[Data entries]
□ □ □ □ □ □ □

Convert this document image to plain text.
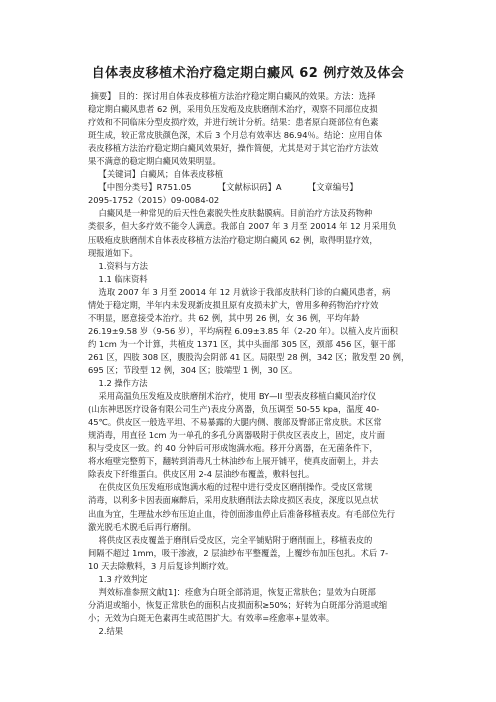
自体表皮移植术治疗稳定期白癜风 62 例疗效及体会
摘要】 目的：探讨用自体表皮移植方法治疗稳定期白癜风的效果。方法：选择
稳定期白癜风患者 62 例，采用负压发疱及皮肤磨削术治疗，观察不同部位皮损
疗效和不同临床分型皮损疗效，并进行统计分析。结果：患者原白斑部位有色素
斑生成，较正常皮肤颜色深，术后 3 个月总有效率达 86.94％。结论：应用自体
表皮移植方法治疗稳定期白癜风效果好，操作简便，尤其是对于其它治疗方法效
果不满意的稳定期白癜风效果明显。
【关键词】白癜风；自体表皮移植
【中图分类号】R751.05          【文献标识码】A          【文章编号】
2095-1752（2015）09-0084-02
白癜风是一种常见的后天性色素脱失性皮肤黏膜病。目前治疗方法及药物种
类很多，但大多疗效不能令人满意。我部自 2007 年 3 月至 20014 年 12 月采用负
压吸疱皮肤磨削术自体表皮移植方法治疗稳定期白癜风 62 例，取得明显疗效，
现报道如下。
1.资料与方法
1.1 临床资料
选取 2007 年 3 月至 20014 年 12 月就诊于我部皮肤科门诊的白癜风患者，病
情处于稳定期，半年内未发现新皮损且原有皮损未扩大，曾用多种药物治疗疗效
不明显，愿意接受本治疗。共 62 例，其中男 26 例，女 36 例，平均年龄
26.19±9.58 岁（9-56 岁），平均病程 6.09±3.85 年（2-20 年）。以植入皮片面积
约 1cm 为一个计算，共植皮 1371 区，其中头面部 305 区，颈部 456 区，躯干部
261 区，四肢 308 区，腹股沟会阴部 41 区。局限型 28 例，342 区；散发型 20 例，
695 区；节段型 12 例，304 区；肢端型 1 例，30 区。
1.2 操作方法
采用高温负压发疱及皮肤磨削术治疗，使用 BY—II 型表皮移植白癜风治疗仪
(山东神思医疗设备有限公司生产)表皮分离器，负压调至 50-55 kpa，温度 40-
45℃。供皮区一般选平坦、不易暴露的大腿内侧、腹部及臀部正常皮肤。术区常
规消毒，用直径 1cm 为一单孔的多孔分离器吸附于供皮区表皮上，固定，皮片面
积与受皮区一致。约 40 分钟后可形成饱满水疱。移开分离器，在无菌条件下，
将水疱壁完整剪下，翻转到消毒凡士林油纱布上展开铺平，使真皮面朝上，并去
除表皮下纤维蛋白。供皮区用 2-4 层油纱布覆盖，敷料包扎。
在供皮区负压发疱形成饱满水疱的过程中进行受皮区磨削操作。受皮区常规
消毒，以利多卡因表面麻醉后，采用皮肤磨削法去除皮损区表皮，深度以见点状
出血为宜，生理盐水纱布压迫止血，待创面渗血停止后准备移植表皮。有毛部位先行
激光脱毛术脱毛后再行磨削。
将供皮区表皮覆盖于磨削后受皮区，完全平铺贴附于磨削面上，移植表皮的
间隔不超过 1mm，吸干渗液，2 层油纱布平整覆盖，上覆纱布加压包扎。术后 7-
10 天去除敷料，3 月后复诊判断疗效。
1.3 疗效判定
判效标准参照文献[1]：痊愈为白斑全部消退，恢复正常肤色；显效为白斑部
分消退或缩小，恢复正常肤色的面积占皮损面积≥50%；好转为白斑部分消退或缩
小；无效为白斑无色素再生或范围扩大。有效率=痊愈率+显效率。
2.结果
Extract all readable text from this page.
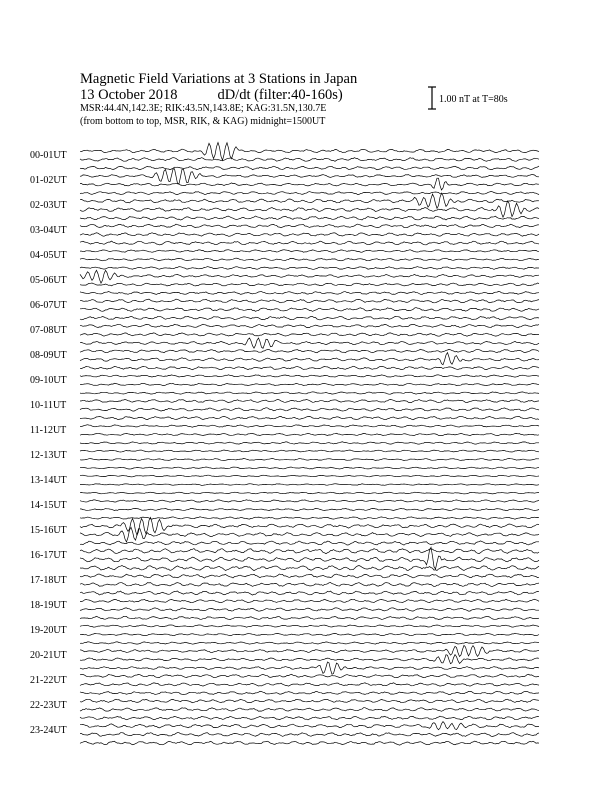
Magnetic Field Variations at 3 Stations in Japan
13 October 2018	dD/dt (filter:40-160s)
MSR:44.4N,142.3E; RIK:43.5N,143.8E; KAG:31.5N,130.7E
(from bottom to top, MSR, RIK, & KAG) midnight=1500UT
1.00 nT at T=80s
00-01UT
01-02UT
02-03UT
03-04UT
04-05UT
05-06UT
06-07UT
07-08UT
08-09UT
09-10UT
10-11UT
11-12UT
12-13UT
13-14UT
14-15UT
15-16UT
16-17UT
17-18UT
18-19UT
19-20UT
20-21UT
21-22UT
22-23UT
23-24UT
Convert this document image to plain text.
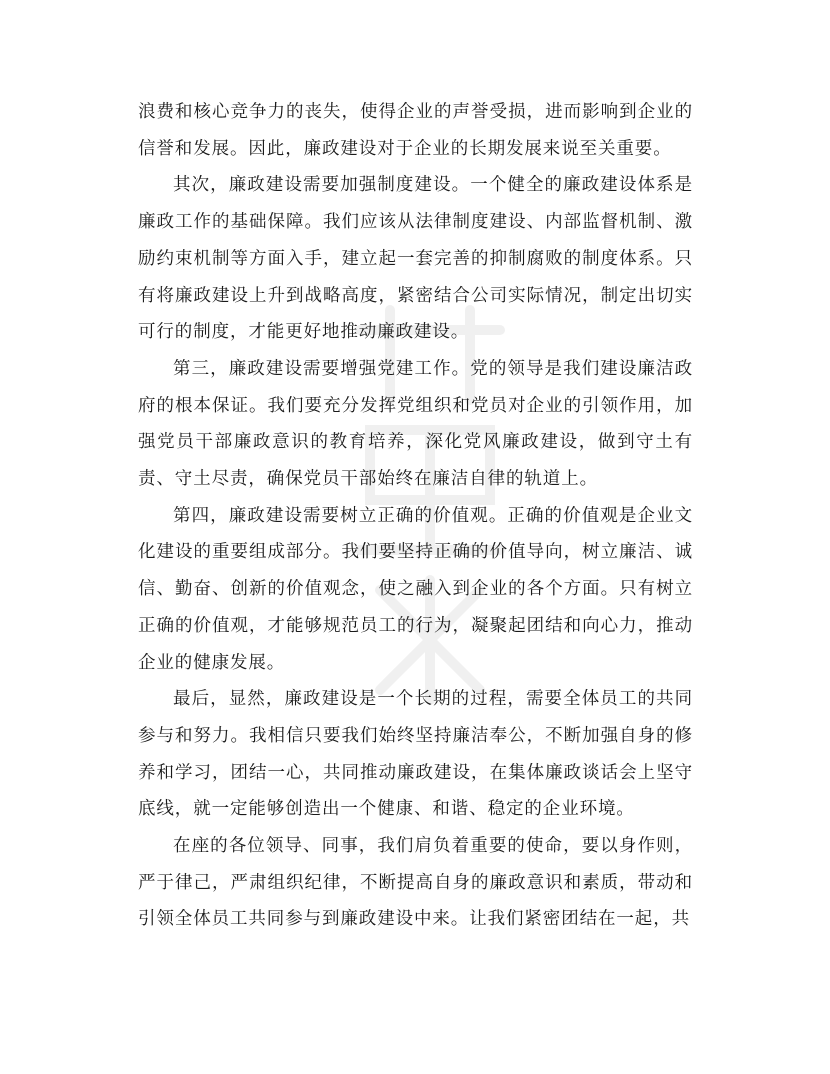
浪费和核心竞争力的丧失，使得企业的声誉受损，进而影响到企业的信誉和发展。因此，廉政建设对于企业的长期发展来说至关重要。

其次，廉政建设需要加强制度建设。一个健全的廉政建设体系是廉政工作的基础保障。我们应该从法律制度建设、内部监督机制、激励约束机制等方面入手，建立起一套完善的抑制腐败的制度体系。只有将廉政建设上升到战略高度，紧密结合公司实际情况，制定出切实可行的制度，才能更好地推动廉政建设。

第三，廉政建设需要增强党建工作。党的领导是我们建设廉洁政府的根本保证。我们要充分发挥党组织和党员对企业的引领作用，加强党员干部廉政意识的教育培养，深化党风廉政建设，做到守土有责、守土尽责，确保党员干部始终在廉洁自律的轨道上。

第四，廉政建设需要树立正确的价值观。正确的价值观是企业文化建设的重要组成部分。我们要坚持正确的价值导向，树立廉洁、诚信、勤奋、创新的价值观念，使之融入到企业的各个方面。只有树立正确的价值观，才能够规范员工的行为，凝聚起团结和向心力，推动企业的健康发展。

最后，显然，廉政建设是一个长期的过程，需要全体员工的共同参与和努力。我相信只要我们始终坚持廉洁奉公，不断加强自身的修养和学习，团结一心，共同推动廉政建设，在集体廉政谈话会上坚守底线，就一定能够创造出一个健康、和谐、稳定的企业环境。

在座的各位领导、同事，我们肩负着重要的使命，要以身作则，严于律己，严肃组织纪律，不断提高自身的廉政意识和素质，带动和引领全体员工共同参与到廉政建设中来。让我们紧密团结在一起，共
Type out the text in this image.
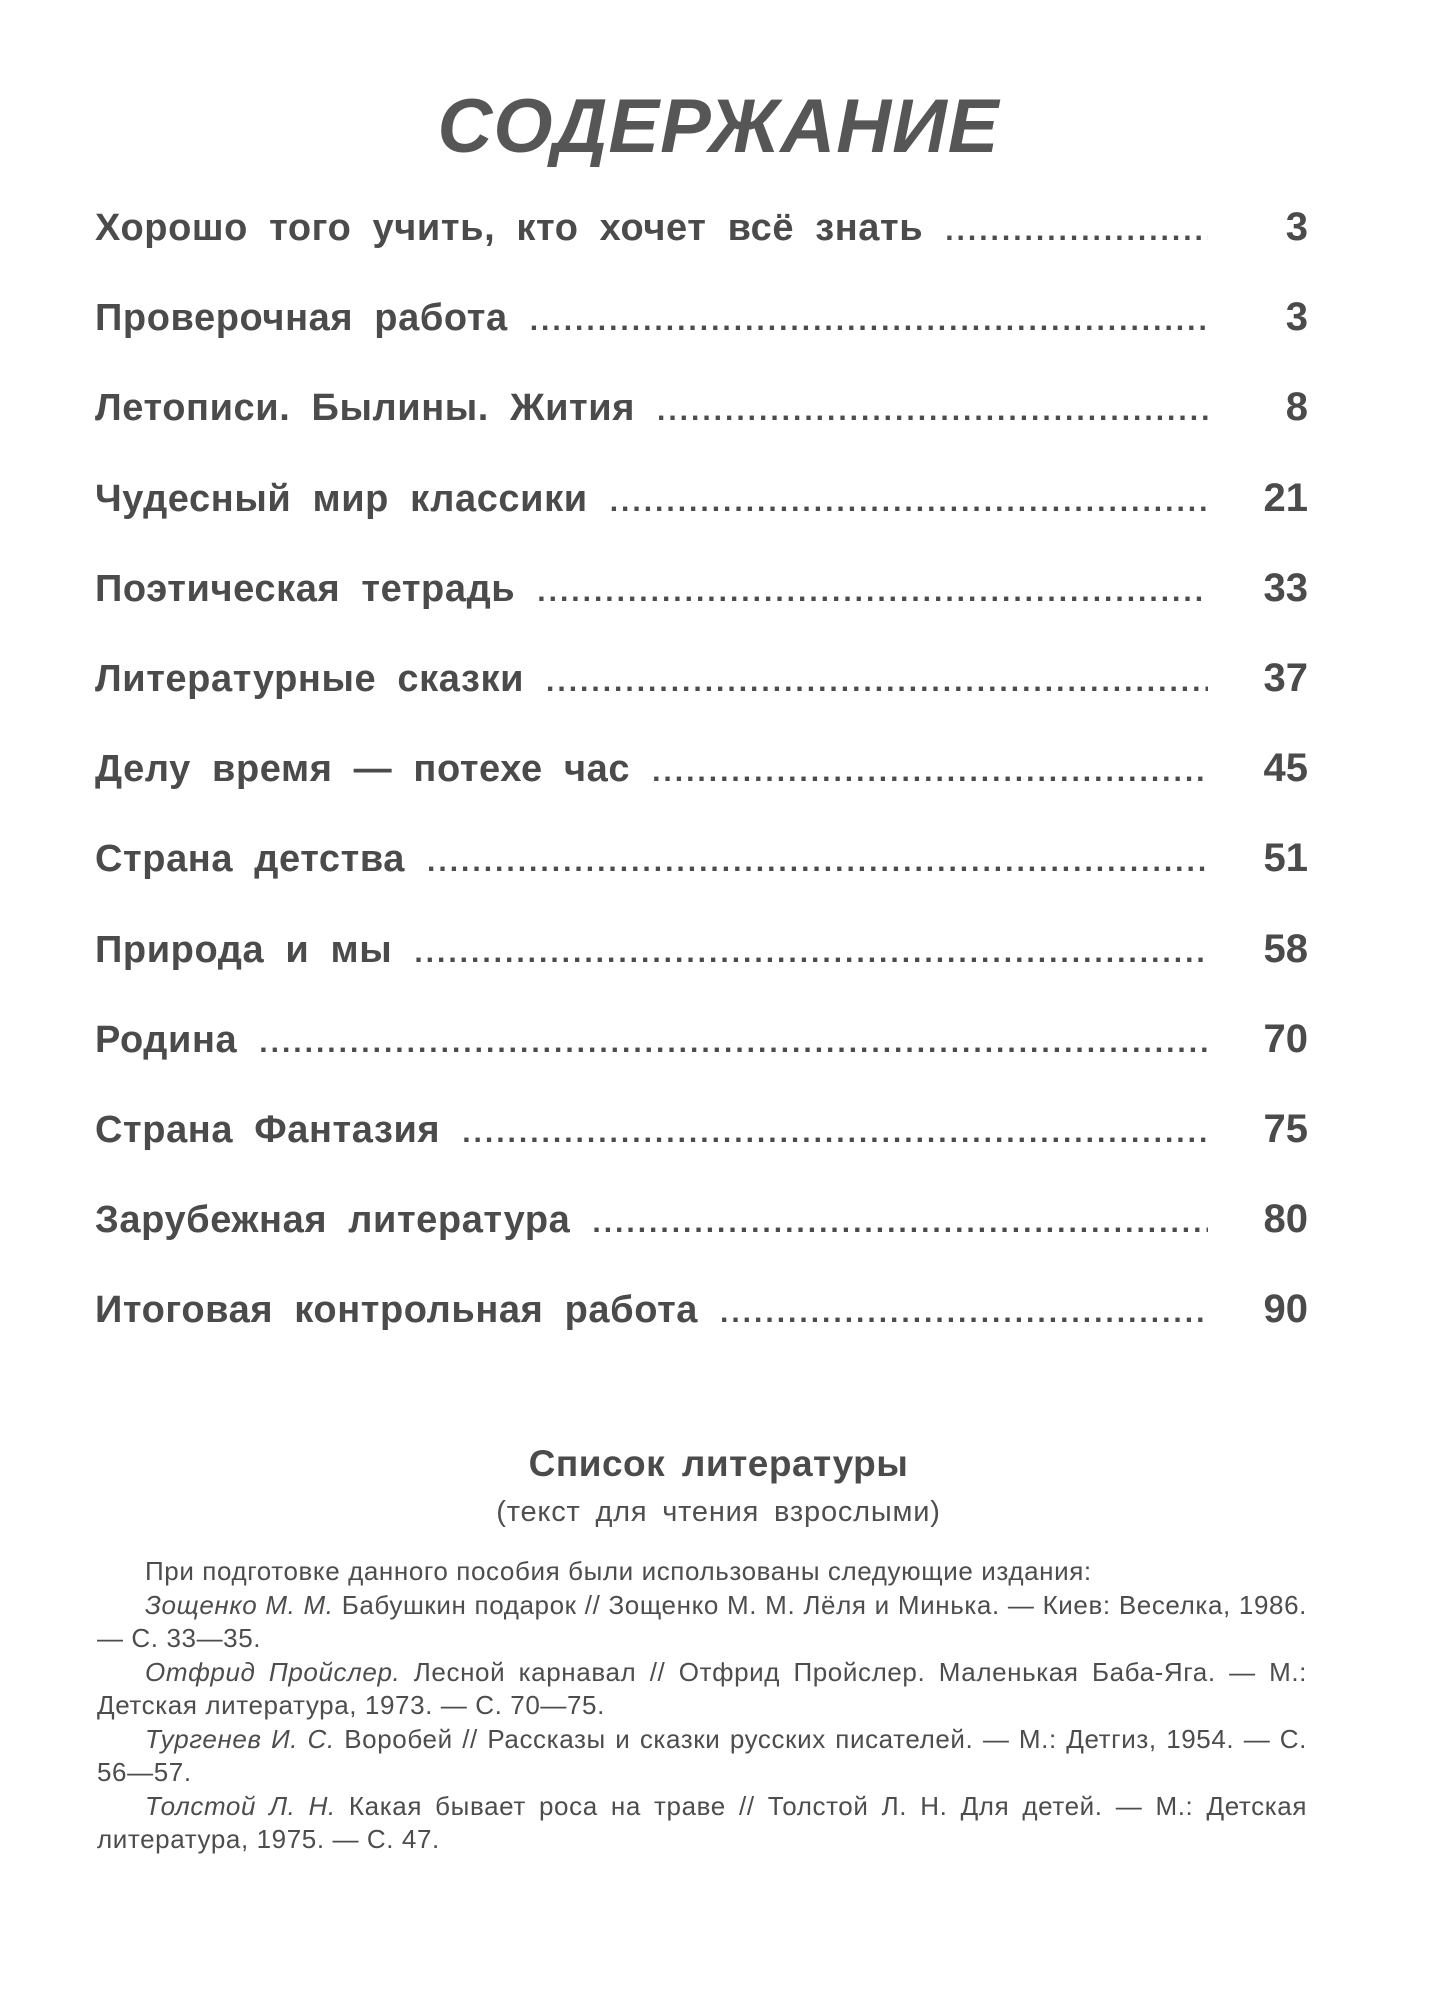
СОДЕРЖАНИЕ
Хорошо того учить, кто хочет всё знать .....	3
Проверочная работа .....	3
Летописи. Былины. Жития .....	8
Чудесный мир классики .....	21
Поэтическая тетрадь .....	33
Литературные сказки .....	37
Делу время — потехе час .....	45
Страна детства .....	51
Природа и мы .....	58
Родина .....	70
Страна Фантазия .....	75
Зарубежная литература .....	80
Итоговая контрольная работа .....	90
Список литературы
(текст для чтения взрослыми)

При подготовке данного пособия были использованы следующие издания:

Зощенко М. М. Бабушкин подарок // Зощенко М. М. Лёля и Минька. — Киев: Веселка, 1986. — С. 33—35.

Отфрид Пройслер. Лесной карнавал // Отфрид Пройслер. Маленькая Баба-Яга. — М.: Детская литература, 1973. — С. 70—75.

Тургенев И. С. Воробей // Рассказы и сказки русских писателей. — М.: Детгиз, 1954. — С. 56—57.

Толстой Л. Н. Какая бывает роса на траве // Толстой Л. Н. Для детей. — М.: Детская литература, 1975. — С. 47.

□ □ □ □ □ □ □

__WHAT TO WORK ON__:
What you return should match the records above word for word, minus the pictures.

__SOLUTION FOR THIS EXERCISE__:
Convert this document image to plain text.
自体表皮移植术治疗稳定期白癜风 62 例疗效及体会
摘要】 目的：探讨用自体表皮移植方法治疗稳定期白癜风的效果。方法：选择
稳定期白癜风患者 62 例，采用负压发疱及皮肤磨削术治疗，观察不同部位皮损
疗效和不同临床分型皮损疗效，并进行统计分析。结果：患者原白斑部位有色素
斑生成，较正常皮肤颜色深，术后 3 个月总有效率达 86.94％。结论：应用自体
表皮移植方法治疗稳定期白癜风效果好，操作简便，尤其是对于其它治疗方法效
果不满意的稳定期白癜风效果明显。
【关键词】白癜风；自体表皮移植
【中图分类号】R751.05          【文献标识码】A          【文章编号】
2095-1752（2015）09-0084-02
白癜风是一种常见的后天性色素脱失性皮肤黏膜病。目前治疗方法及药物种
类很多，但大多疗效不能令人满意。我部自 2007 年 3 月至 20014 年 12 月采用负
压吸疱皮肤磨削术自体表皮移植方法治疗稳定期白癜风 62 例，取得明显疗效，
现报道如下。
1.资料与方法
1.1 临床资料
选取 2007 年 3 月至 20014 年 12 月就诊于我部皮肤科门诊的白癜风患者，病
情处于稳定期，半年内未发现新皮损且原有皮损未扩大，曾用多种药物治疗疗效
不明显，愿意接受本治疗。共 62 例，其中男 26 例，女 36 例，平均年龄
26.19±9.58 岁（9-56 岁），平均病程 6.09±3.85 年（2-20 年）。以植入皮片面积
约 1cm 为一个计算，共植皮 1371 区，其中头面部 305 区，颈部 456 区，躯干部
261 区，四肢 308 区，腹股沟会阴部 41 区。局限型 28 例，342 区；散发型 20 例，
695 区；节段型 12 例，304 区；肢端型 1 例，30 区。
1.2 操作方法
采用高温负压发疱及皮肤磨削术治疗，使用 BY—II 型表皮移植白癜风治疗仪
(山东神思医疗设备有限公司生产)表皮分离器，负压调至 50-55 kpa，温度 40-
45℃。供皮区一般选平坦、不易暴露的大腿内侧、腹部及臀部正常皮肤。术区常
规消毒，用直径 1cm 为一单孔的多孔分离器吸附于供皮区表皮上，固定，皮片面
积与受皮区一致。约 40 分钟后可形成饱满水疱。移开分离器，在无菌条件下，
将水疱壁完整剪下，翻转到消毒凡士林油纱布上展开铺平，使真皮面朝上，并去
除表皮下纤维蛋白。供皮区用 2-4 层油纱布覆盖，敷料包扎。
在供皮区负压发疱形成饱满水疱的过程中进行受皮区磨削操作。受皮区常规
消毒，以利多卡因表面麻醉后，采用皮肤磨削法去除皮损区表皮，深度以见点状
出血为宜，生理盐水纱布压迫止血，待创面渗血停止后准备移植表皮。有毛部位先行
激光脱毛术脱毛后再行磨削。
将供皮区表皮覆盖于磨削后受皮区，完全平铺贴附于磨削面上，移植表皮的
间隔不超过 1mm，吸干渗液，2 层油纱布平整覆盖，上覆纱布加压包扎。术后 7-
10 天去除敷料，3 月后复诊判断疗效。
1.3 疗效判定
判效标准参照文献[1]：痊愈为白斑全部消退，恢复正常肤色；显效为白斑部
分消退或缩小，恢复正常肤色的面积占皮损面积≥50%；好转为白斑部分消退或缩
小；无效为白斑无色素再生或范围扩大。有效率=痊愈率+显效率。
2.结果
Extract all readable text from this page.
Magnetic Field Variations at 3 Stations in Japan
13 October 2018	dD/dt (filter:40-160s)
MSR:44.4N,142.3E; RIK:43.5N,143.8E; KAG:31.5N,130.7E
(from bottom to top, MSR, RIK, & KAG) midnight=1500UT
1.00 nT at T=80s
00-01UT
01-02UT
02-03UT
03-04UT
04-05UT
05-06UT
06-07UT
07-08UT
08-09UT
09-10UT
10-11UT
11-12UT
12-13UT
13-14UT
14-15UT
15-16UT
16-17UT
17-18UT
18-19UT
19-20UT
20-21UT
21-22UT
22-23UT
23-24UT
Convert this document image to plain text.
浪费和核心竞争力的丧失，使得企业的声誉受损，进而影响到企业的信誉和发展。因此，廉政建设对于企业的长期发展来说至关重要。

其次，廉政建设需要加强制度建设。一个健全的廉政建设体系是廉政工作的基础保障。我们应该从法律制度建设、内部监督机制、激励约束机制等方面入手，建立起一套完善的抑制腐败的制度体系。只有将廉政建设上升到战略高度，紧密结合公司实际情况，制定出切实可行的制度，才能更好地推动廉政建设。

第三，廉政建设需要增强党建工作。党的领导是我们建设廉洁政府的根本保证。我们要充分发挥党组织和党员对企业的引领作用，加强党员干部廉政意识的教育培养，深化党风廉政建设，做到守土有责、守土尽责，确保党员干部始终在廉洁自律的轨道上。

第四，廉政建设需要树立正确的价值观。正确的价值观是企业文化建设的重要组成部分。我们要坚持正确的价值导向，树立廉洁、诚信、勤奋、创新的价值观念，使之融入到企业的各个方面。只有树立正确的价值观，才能够规范员工的行为，凝聚起团结和向心力，推动企业的健康发展。

最后，显然，廉政建设是一个长期的过程，需要全体员工的共同参与和努力。我相信只要我们始终坚持廉洁奉公，不断加强自身的修养和学习，团结一心，共同推动廉政建设，在集体廉政谈话会上坚守底线，就一定能够创造出一个健康、和谐、稳定的企业环境。

在座的各位领导、同事，我们肩负着重要的使命，要以身作则，严于律己，严肃组织纪律，不断提高自身的廉政意识和素质，带动和引领全体员工共同参与到廉政建设中来。让我们紧密团结在一起，共
Type out the text in this image.
СОДЕРЖАНИЕ
Хорошо того учить, кто хочет всё знать .....	3
Проверочная работа .....	3
Летописи. Былины. Жития .....	8
Чудесный мир классики .....	21
Поэтическая тетрадь .....	33
Литературные сказки .....	37
Делу время — потехе час .....	45
Страна детства .....	51
Природа и мы .....	58
Родина .....	70
Страна Фантазия .....	75
Зарубежная литература .....	80
Итоговая контрольная работа .....	90
Список литературы
(текст для чтения взрослыми)

При подготовке данного пособия были использованы следующие издания:

Зощенко М. М. Бабушкин подарок // Зощенко М. М. Лёля и Минька. — Киев: Веселка, 1986. — С. 33—35.

Отфрид Пройслер. Лесной карнавал // Отфрид Пройслер. Маленькая Баба-Яга. — М.: Детская литература, 1973. — С. 70—75.

Тургенев И. С. Воробей // Рассказы и сказки русских писателей. — М.: Детгиз, 1954. — С. 56—57.

Толстой Л. Н. Какая бывает роса на траве // Толстой Л. Н. Для детей. — М.: Детская литература, 1975. — С. 47.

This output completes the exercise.